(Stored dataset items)
* Begin *

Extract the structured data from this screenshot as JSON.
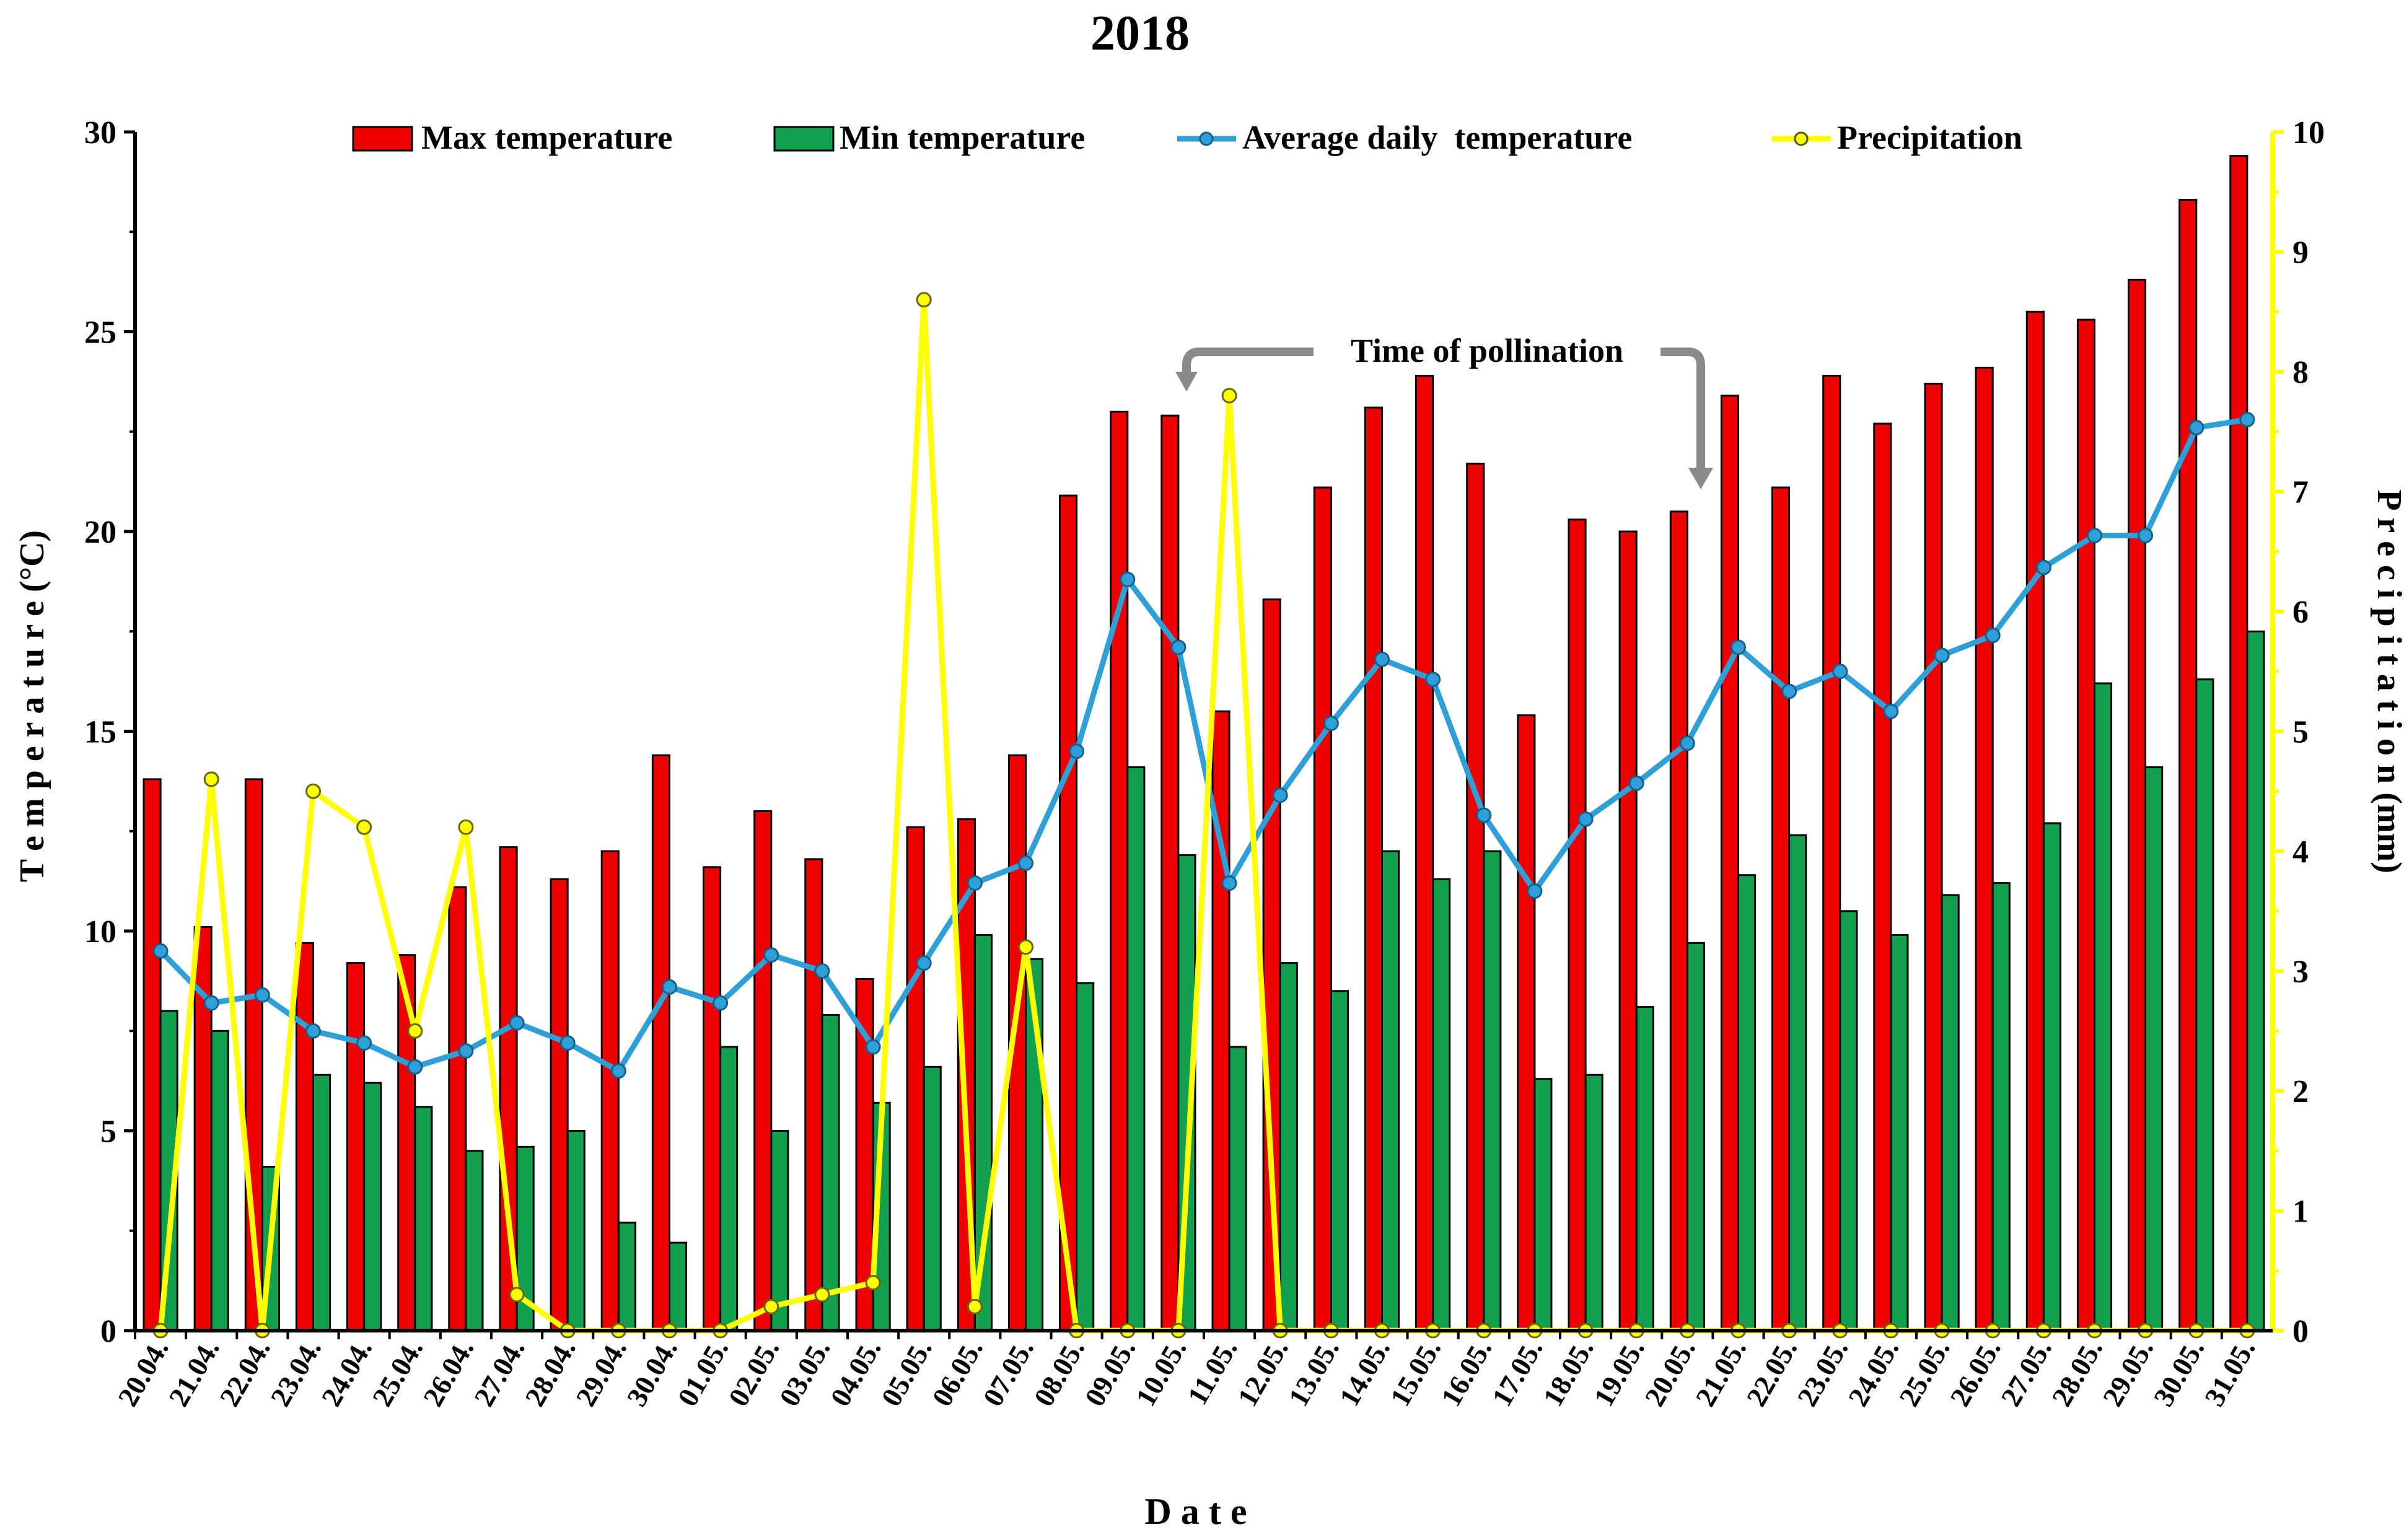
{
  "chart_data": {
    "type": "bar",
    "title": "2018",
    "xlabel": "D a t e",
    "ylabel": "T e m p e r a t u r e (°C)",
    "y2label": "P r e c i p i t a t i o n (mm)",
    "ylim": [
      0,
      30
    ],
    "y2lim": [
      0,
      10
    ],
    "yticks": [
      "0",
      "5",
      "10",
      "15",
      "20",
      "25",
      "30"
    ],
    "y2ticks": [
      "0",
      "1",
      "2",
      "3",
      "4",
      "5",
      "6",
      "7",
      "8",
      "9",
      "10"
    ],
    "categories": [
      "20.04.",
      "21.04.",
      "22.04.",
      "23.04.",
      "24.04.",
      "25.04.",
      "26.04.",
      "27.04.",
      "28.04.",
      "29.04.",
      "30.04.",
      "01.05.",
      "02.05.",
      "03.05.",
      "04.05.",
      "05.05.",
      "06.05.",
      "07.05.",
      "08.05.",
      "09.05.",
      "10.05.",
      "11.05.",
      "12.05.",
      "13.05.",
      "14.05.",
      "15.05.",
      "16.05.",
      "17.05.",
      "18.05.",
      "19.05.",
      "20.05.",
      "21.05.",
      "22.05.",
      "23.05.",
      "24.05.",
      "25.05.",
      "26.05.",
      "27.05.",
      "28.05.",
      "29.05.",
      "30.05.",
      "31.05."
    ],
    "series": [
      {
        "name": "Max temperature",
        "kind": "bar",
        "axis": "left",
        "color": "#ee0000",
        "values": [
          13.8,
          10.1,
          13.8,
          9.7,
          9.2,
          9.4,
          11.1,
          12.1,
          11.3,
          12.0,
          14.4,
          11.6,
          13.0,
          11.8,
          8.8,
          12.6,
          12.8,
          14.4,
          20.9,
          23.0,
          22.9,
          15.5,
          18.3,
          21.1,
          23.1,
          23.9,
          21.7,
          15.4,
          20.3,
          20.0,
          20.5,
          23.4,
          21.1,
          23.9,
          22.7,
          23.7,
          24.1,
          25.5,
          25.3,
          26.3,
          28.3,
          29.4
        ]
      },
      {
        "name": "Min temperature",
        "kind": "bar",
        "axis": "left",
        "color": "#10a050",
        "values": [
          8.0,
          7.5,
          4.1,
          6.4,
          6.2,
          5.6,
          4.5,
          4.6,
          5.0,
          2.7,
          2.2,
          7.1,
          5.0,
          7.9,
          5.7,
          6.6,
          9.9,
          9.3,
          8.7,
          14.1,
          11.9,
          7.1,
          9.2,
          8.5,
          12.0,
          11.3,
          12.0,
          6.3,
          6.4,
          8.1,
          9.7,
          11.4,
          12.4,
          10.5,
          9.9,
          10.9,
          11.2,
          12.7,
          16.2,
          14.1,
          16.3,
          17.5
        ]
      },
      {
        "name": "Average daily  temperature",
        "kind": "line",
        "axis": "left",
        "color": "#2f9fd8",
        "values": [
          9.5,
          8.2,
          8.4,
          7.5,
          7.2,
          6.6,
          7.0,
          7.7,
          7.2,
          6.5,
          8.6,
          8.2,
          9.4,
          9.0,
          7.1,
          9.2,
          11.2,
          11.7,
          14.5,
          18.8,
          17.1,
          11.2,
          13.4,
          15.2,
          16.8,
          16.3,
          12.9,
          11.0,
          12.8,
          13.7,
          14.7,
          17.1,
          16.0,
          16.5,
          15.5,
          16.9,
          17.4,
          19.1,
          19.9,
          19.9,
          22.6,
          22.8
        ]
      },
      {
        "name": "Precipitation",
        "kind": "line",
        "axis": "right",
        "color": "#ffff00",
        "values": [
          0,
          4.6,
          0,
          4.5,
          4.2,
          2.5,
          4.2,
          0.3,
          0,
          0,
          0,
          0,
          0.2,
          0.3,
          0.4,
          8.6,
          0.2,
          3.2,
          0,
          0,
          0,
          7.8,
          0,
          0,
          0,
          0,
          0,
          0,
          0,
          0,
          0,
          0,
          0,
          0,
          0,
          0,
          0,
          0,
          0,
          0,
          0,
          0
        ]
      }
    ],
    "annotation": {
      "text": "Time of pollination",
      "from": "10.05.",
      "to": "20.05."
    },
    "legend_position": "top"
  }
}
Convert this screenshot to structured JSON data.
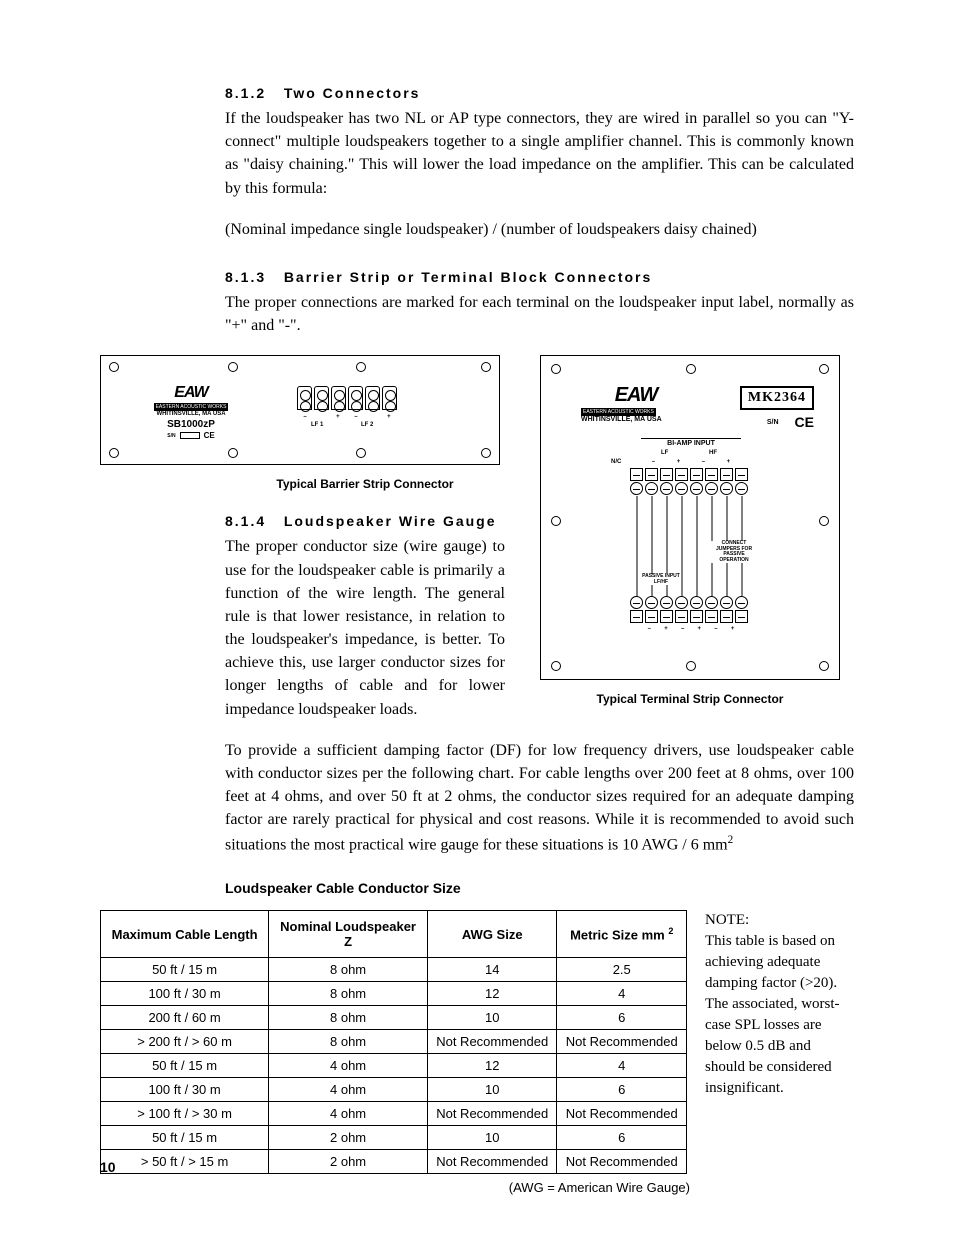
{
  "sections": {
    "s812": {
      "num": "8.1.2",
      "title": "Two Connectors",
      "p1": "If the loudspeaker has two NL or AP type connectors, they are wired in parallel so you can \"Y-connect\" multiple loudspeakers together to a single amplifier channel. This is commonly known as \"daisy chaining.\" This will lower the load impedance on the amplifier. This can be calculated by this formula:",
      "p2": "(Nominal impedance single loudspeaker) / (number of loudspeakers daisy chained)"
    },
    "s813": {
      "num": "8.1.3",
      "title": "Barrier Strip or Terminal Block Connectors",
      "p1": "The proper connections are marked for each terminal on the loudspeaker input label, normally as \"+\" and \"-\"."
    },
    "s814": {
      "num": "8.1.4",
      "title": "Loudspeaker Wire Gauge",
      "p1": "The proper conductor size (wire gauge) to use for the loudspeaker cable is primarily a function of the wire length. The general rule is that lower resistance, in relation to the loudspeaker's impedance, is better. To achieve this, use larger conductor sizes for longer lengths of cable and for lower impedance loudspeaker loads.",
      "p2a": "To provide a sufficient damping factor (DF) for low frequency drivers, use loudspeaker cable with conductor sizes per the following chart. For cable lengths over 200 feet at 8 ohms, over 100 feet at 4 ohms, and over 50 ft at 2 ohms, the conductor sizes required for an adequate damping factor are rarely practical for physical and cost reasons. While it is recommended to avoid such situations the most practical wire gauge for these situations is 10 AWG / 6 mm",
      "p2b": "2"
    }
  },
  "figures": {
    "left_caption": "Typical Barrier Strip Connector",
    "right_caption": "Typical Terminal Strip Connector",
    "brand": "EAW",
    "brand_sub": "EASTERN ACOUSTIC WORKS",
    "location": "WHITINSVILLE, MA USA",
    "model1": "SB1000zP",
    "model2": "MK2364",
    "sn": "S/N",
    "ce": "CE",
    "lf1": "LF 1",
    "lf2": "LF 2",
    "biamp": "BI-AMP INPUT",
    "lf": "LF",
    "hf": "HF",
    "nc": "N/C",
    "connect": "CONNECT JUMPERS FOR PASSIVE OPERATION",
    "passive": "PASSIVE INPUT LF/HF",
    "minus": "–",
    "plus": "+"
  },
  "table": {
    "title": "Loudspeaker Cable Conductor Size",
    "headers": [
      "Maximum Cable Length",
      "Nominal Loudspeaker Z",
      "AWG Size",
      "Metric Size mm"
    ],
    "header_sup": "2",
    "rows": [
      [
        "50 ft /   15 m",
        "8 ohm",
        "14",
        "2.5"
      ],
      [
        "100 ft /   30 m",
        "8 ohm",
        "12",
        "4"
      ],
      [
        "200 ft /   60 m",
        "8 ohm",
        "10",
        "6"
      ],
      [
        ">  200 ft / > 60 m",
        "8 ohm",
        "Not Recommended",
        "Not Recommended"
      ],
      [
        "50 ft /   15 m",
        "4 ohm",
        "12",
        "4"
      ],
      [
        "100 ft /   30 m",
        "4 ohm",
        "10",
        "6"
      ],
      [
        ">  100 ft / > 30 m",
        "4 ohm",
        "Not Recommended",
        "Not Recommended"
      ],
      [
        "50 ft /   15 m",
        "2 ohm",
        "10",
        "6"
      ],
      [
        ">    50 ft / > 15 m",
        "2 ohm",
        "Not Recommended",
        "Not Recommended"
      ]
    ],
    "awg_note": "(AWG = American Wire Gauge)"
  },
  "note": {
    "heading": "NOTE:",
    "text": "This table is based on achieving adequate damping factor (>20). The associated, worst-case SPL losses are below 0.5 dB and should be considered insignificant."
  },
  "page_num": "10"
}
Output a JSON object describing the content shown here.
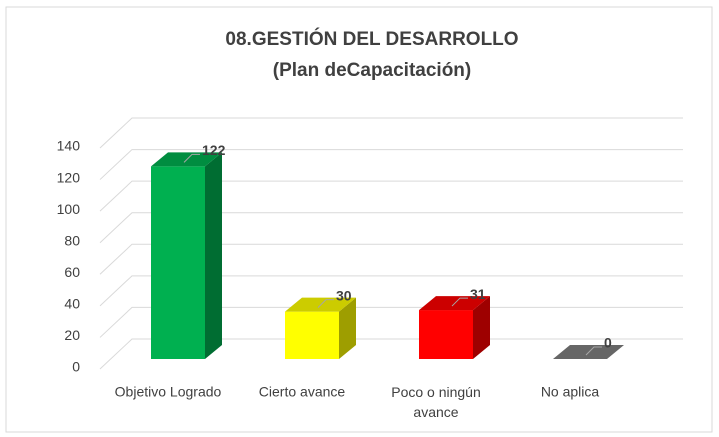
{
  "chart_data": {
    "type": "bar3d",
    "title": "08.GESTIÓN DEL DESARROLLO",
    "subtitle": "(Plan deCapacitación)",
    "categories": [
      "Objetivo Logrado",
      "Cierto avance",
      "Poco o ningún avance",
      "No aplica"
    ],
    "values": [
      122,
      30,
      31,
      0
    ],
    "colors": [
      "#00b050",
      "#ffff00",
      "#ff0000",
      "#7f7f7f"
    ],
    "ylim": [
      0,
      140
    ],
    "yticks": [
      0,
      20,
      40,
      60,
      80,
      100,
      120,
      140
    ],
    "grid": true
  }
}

* End *

In the records above, collect each line with "text".

▶ _Solution to the exercise_:
      "text": "Time of pollination",
    "text": "This table is based on achieving adequate damping factor (>20). The associated, worst-case SPL losses are below 0.5 dB and should be considered insignificant."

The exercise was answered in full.